>>>
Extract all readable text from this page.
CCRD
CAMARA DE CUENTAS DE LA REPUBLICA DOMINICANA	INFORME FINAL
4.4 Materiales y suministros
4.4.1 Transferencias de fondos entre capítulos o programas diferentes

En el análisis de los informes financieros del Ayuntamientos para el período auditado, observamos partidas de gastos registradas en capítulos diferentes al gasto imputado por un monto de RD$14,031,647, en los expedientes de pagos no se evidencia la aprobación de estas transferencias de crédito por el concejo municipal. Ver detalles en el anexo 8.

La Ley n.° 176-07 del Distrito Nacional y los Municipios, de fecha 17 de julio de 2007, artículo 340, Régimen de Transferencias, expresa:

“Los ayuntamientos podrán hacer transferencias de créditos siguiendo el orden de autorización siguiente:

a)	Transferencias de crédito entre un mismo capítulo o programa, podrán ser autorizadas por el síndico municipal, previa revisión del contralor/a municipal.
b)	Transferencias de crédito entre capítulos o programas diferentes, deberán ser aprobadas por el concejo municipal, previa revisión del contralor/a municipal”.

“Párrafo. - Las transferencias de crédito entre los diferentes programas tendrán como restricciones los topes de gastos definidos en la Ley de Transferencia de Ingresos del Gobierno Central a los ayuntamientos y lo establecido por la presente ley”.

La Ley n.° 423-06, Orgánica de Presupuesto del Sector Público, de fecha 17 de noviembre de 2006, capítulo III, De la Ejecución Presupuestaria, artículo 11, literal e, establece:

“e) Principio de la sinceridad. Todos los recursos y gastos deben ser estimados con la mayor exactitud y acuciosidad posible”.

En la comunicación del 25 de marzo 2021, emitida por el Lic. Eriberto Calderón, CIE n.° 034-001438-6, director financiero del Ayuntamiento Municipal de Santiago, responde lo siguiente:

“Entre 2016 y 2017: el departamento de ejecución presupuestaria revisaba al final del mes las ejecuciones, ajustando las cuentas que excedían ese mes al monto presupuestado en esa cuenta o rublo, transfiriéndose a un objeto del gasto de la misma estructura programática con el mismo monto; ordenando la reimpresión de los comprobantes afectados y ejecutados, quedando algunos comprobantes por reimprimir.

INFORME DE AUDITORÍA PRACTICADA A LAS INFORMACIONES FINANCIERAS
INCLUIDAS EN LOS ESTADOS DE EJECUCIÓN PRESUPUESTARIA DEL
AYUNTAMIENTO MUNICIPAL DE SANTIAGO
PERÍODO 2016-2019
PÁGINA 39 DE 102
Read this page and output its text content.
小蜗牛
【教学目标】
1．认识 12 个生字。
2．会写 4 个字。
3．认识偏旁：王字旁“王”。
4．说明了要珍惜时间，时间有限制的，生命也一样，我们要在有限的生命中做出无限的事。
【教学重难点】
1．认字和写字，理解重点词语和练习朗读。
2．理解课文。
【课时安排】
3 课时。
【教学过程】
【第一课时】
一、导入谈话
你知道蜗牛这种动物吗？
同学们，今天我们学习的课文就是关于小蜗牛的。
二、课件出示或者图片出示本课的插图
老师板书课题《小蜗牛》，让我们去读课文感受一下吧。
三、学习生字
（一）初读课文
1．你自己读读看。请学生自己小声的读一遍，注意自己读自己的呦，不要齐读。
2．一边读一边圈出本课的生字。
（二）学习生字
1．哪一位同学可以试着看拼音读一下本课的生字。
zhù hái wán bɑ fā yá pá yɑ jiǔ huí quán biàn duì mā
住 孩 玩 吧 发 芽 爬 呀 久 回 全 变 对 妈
<<<
Task directions => Your task is to reproduce all of the records exactly.

Problem solution =>
Extract all readable text from this page.
CCRD
CAMARA DE CUENTAS DE LA REPUBLICA DOMINICANA	INFORME FINAL
4.4 Materiales y suministros
4.4.1 Transferencias de fondos entre capítulos o programas diferentes

En el análisis de los informes financieros del Ayuntamientos para el período auditado, observamos partidas de gastos registradas en capítulos diferentes al gasto imputado por un monto de RD$14,031,647, en los expedientes de pagos no se evidencia la aprobación de estas transferencias de crédito por el concejo municipal. Ver detalles en el anexo 8.

La Ley n.° 176-07 del Distrito Nacional y los Municipios, de fecha 17 de julio de 2007, artículo 340, Régimen de Transferencias, expresa:

“Los ayuntamientos podrán hacer transferencias de créditos siguiendo el orden de autorización siguiente:

a)	Transferencias de crédito entre un mismo capítulo o programa, podrán ser autorizadas por el síndico municipal, previa revisión del contralor/a municipal.
b)	Transferencias de crédito entre capítulos o programas diferentes, deberán ser aprobadas por el concejo municipal, previa revisión del contralor/a municipal”.

“Párrafo. - Las transferencias de crédito entre los diferentes programas tendrán como restricciones los topes de gastos definidos en la Ley de Transferencia de Ingresos del Gobierno Central a los ayuntamientos y lo establecido por la presente ley”.

La Ley n.° 423-06, Orgánica de Presupuesto del Sector Público, de fecha 17 de noviembre de 2006, capítulo III, De la Ejecución Presupuestaria, artículo 11, literal e, establece:

“e) Principio de la sinceridad. Todos los recursos y gastos deben ser estimados con la mayor exactitud y acuciosidad posible”.

En la comunicación del 25 de marzo 2021, emitida por el Lic. Eriberto Calderón, CIE n.° 034-001438-6, director financiero del Ayuntamiento Municipal de Santiago, responde lo siguiente:

“Entre 2016 y 2017: el departamento de ejecución presupuestaria revisaba al final del mes las ejecuciones, ajustando las cuentas que excedían ese mes al monto presupuestado en esa cuenta o rublo, transfiriéndose a un objeto del gasto de la misma estructura programática con el mismo monto; ordenando la reimpresión de los comprobantes afectados y ejecutados, quedando algunos comprobantes por reimprimir.

INFORME DE AUDITORÍA PRACTICADA A LAS INFORMACIONES FINANCIERAS
INCLUIDAS EN LOS ESTADOS DE EJECUCIÓN PRESUPUESTARIA DEL
AYUNTAMIENTO MUNICIPAL DE SANTIAGO
PERÍODO 2016-2019
PÁGINA 39 DE 102
Read this page and output its text content.
小蜗牛
【教学目标】
1．认识 12 个生字。
2．会写 4 个字。
3．认识偏旁：王字旁“王”。
4．说明了要珍惜时间，时间有限制的，生命也一样，我们要在有限的生命中做出无限的事。
【教学重难点】
1．认字和写字，理解重点词语和练习朗读。
2．理解课文。
【课时安排】
3 课时。
【教学过程】
【第一课时】
一、导入谈话
你知道蜗牛这种动物吗？
同学们，今天我们学习的课文就是关于小蜗牛的。
二、课件出示或者图片出示本课的插图
老师板书课题《小蜗牛》，让我们去读课文感受一下吧。
三、学习生字
（一）初读课文
1．你自己读读看。请学生自己小声的读一遍，注意自己读自己的呦，不要齐读。
2．一边读一边圈出本课的生字。
（二）学习生字
1．哪一位同学可以试着看拼音读一下本课的生字。
zhù hái wán bɑ fā yá pá yɑ jiǔ huí quán biàn duì mā
住 孩 玩 吧 发 芽 爬 呀 久 回 全 变 对 妈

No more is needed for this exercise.